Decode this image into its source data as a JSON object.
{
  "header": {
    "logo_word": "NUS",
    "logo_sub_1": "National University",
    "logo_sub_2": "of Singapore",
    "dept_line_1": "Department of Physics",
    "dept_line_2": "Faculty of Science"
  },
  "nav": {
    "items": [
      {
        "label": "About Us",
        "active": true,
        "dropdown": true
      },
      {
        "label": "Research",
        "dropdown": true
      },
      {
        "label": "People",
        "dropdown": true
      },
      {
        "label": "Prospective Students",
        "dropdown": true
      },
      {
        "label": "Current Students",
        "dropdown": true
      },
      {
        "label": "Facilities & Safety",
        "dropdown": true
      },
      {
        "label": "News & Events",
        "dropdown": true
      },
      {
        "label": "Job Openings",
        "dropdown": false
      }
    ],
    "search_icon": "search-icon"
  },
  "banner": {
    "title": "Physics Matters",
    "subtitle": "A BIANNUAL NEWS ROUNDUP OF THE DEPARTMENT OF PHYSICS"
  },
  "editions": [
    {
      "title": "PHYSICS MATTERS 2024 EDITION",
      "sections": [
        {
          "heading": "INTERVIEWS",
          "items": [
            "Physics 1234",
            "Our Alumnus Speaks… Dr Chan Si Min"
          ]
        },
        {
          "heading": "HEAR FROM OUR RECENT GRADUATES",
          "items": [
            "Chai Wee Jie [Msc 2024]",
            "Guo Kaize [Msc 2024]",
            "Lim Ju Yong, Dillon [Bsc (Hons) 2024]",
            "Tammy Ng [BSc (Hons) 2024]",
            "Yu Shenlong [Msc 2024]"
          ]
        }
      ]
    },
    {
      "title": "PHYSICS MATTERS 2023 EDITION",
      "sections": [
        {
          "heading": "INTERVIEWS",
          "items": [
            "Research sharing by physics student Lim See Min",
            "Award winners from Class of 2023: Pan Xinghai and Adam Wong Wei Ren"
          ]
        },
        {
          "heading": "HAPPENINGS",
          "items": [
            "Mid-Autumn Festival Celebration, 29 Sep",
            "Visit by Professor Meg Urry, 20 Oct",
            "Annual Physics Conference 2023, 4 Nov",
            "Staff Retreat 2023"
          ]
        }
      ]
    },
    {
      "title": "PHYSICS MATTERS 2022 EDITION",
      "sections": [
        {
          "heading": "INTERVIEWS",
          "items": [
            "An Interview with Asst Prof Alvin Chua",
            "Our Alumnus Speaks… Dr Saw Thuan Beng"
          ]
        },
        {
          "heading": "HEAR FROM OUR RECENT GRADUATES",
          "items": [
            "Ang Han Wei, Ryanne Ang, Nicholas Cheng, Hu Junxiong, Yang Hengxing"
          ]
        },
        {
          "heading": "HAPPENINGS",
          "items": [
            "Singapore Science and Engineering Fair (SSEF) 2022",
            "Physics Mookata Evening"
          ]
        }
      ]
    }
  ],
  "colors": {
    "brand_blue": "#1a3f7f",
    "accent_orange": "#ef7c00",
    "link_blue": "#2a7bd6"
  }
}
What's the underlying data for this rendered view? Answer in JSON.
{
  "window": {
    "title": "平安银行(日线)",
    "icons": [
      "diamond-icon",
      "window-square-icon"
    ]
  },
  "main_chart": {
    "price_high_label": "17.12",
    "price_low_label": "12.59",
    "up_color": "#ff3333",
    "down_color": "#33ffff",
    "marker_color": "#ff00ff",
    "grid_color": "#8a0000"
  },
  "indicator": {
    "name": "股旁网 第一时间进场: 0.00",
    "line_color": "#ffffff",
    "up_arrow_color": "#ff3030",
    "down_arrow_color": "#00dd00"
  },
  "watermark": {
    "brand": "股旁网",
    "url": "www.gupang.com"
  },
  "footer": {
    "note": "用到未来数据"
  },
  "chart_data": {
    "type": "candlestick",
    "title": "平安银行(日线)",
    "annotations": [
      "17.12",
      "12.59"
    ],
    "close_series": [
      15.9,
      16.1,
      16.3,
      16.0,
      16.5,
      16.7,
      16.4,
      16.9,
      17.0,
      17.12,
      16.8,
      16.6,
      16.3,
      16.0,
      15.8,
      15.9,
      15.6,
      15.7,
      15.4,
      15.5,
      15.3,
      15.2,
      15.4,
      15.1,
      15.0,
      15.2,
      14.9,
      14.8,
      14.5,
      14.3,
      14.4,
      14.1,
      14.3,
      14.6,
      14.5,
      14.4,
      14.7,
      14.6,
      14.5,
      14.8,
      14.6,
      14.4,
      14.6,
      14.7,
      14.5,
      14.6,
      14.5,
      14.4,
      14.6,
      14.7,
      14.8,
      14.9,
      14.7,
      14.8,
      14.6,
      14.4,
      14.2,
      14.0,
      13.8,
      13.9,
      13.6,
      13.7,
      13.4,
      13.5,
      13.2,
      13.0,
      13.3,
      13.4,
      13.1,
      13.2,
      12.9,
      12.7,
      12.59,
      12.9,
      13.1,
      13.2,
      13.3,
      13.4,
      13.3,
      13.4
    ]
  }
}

============

* Request *
Write out every record verbatim.

* Response *
Decode this image into its source data as a JSON object.
{
  "header": {
    "logo_word": "NUS",
    "logo_sub_1": "National University",
    "logo_sub_2": "of Singapore",
    "dept_line_1": "Department of Physics",
    "dept_line_2": "Faculty of Science"
  },
  "nav": {
    "items": [
      {
        "label": "About Us",
        "active": true,
        "dropdown": true
      },
      {
        "label": "Research",
        "dropdown": true
      },
      {
        "label": "People",
        "dropdown": true
      },
      {
        "label": "Prospective Students",
        "dropdown": true
      },
      {
        "label": "Current Students",
        "dropdown": true
      },
      {
        "label": "Facilities & Safety",
        "dropdown": true
      },
      {
        "label": "News & Events",
        "dropdown": true
      },
      {
        "label": "Job Openings",
        "dropdown": false
      }
    ],
    "search_icon": "search-icon"
  },
  "banner": {
    "title": "Physics Matters",
    "subtitle": "A BIANNUAL NEWS ROUNDUP OF THE DEPARTMENT OF PHYSICS"
  },
  "editions": [
    {
      "title": "PHYSICS MATTERS 2024 EDITION",
      "sections": [
        {
          "heading": "INTERVIEWS",
          "items": [
            "Physics 1234",
            "Our Alumnus Speaks… Dr Chan Si Min"
          ]
        },
        {
          "heading": "HEAR FROM OUR RECENT GRADUATES",
          "items": [
            "Chai Wee Jie [Msc 2024]",
            "Guo Kaize [Msc 2024]",
            "Lim Ju Yong, Dillon [Bsc (Hons) 2024]",
            "Tammy Ng [BSc (Hons) 2024]",
            "Yu Shenlong [Msc 2024]"
          ]
        }
      ]
    },
    {
      "title": "PHYSICS MATTERS 2023 EDITION",
      "sections": [
        {
          "heading": "INTERVIEWS",
          "items": [
            "Research sharing by physics student Lim See Min",
            "Award winners from Class of 2023: Pan Xinghai and Adam Wong Wei Ren"
          ]
        },
        {
          "heading": "HAPPENINGS",
          "items": [
            "Mid-Autumn Festival Celebration, 29 Sep",
            "Visit by Professor Meg Urry, 20 Oct",
            "Annual Physics Conference 2023, 4 Nov",
            "Staff Retreat 2023"
          ]
        }
      ]
    },
    {
      "title": "PHYSICS MATTERS 2022 EDITION",
      "sections": [
        {
          "heading": "INTERVIEWS",
          "items": [
            "An Interview with Asst Prof Alvin Chua",
            "Our Alumnus Speaks… Dr Saw Thuan Beng"
          ]
        },
        {
          "heading": "HEAR FROM OUR RECENT GRADUATES",
          "items": [
            "Ang Han Wei, Ryanne Ang, Nicholas Cheng, Hu Junxiong, Yang Hengxing"
          ]
        },
        {
          "heading": "HAPPENINGS",
          "items": [
            "Singapore Science and Engineering Fair (SSEF) 2022",
            "Physics Mookata Evening"
          ]
        }
      ]
    }
  ],
  "colors": {
    "brand_blue": "#1a3f7f",
    "accent_orange": "#ef7c00",
    "link_blue": "#2a7bd6"
  }
}
What's the underlying data for this rendered view? Answer in JSON.
{
  "window": {
    "title": "平安银行(日线)",
    "icons": [
      "diamond-icon",
      "window-square-icon"
    ]
  },
  "main_chart": {
    "price_high_label": "17.12",
    "price_low_label": "12.59",
    "up_color": "#ff3333",
    "down_color": "#33ffff",
    "marker_color": "#ff00ff",
    "grid_color": "#8a0000"
  },
  "indicator": {
    "name": "股旁网 第一时间进场: 0.00",
    "line_color": "#ffffff",
    "up_arrow_color": "#ff3030",
    "down_arrow_color": "#00dd00"
  },
  "watermark": {
    "brand": "股旁网",
    "url": "www.gupang.com"
  },
  "footer": {
    "note": "用到未来数据"
  },
  "chart_data": {
    "type": "candlestick",
    "title": "平安银行(日线)",
    "annotations": [
      "17.12",
      "12.59"
    ],
    "close_series": [
      15.9,
      16.1,
      16.3,
      16.0,
      16.5,
      16.7,
      16.4,
      16.9,
      17.0,
      17.12,
      16.8,
      16.6,
      16.3,
      16.0,
      15.8,
      15.9,
      15.6,
      15.7,
      15.4,
      15.5,
      15.3,
      15.2,
      15.4,
      15.1,
      15.0,
      15.2,
      14.9,
      14.8,
      14.5,
      14.3,
      14.4,
      14.1,
      14.3,
      14.6,
      14.5,
      14.4,
      14.7,
      14.6,
      14.5,
      14.8,
      14.6,
      14.4,
      14.6,
      14.7,
      14.5,
      14.6,
      14.5,
      14.4,
      14.6,
      14.7,
      14.8,
      14.9,
      14.7,
      14.8,
      14.6,
      14.4,
      14.2,
      14.0,
      13.8,
      13.9,
      13.6,
      13.7,
      13.4,
      13.5,
      13.2,
      13.0,
      13.3,
      13.4,
      13.1,
      13.2,
      12.9,
      12.7,
      12.59,
      12.9,
      13.1,
      13.2,
      13.3,
      13.4,
      13.3,
      13.4
    ]
  }
}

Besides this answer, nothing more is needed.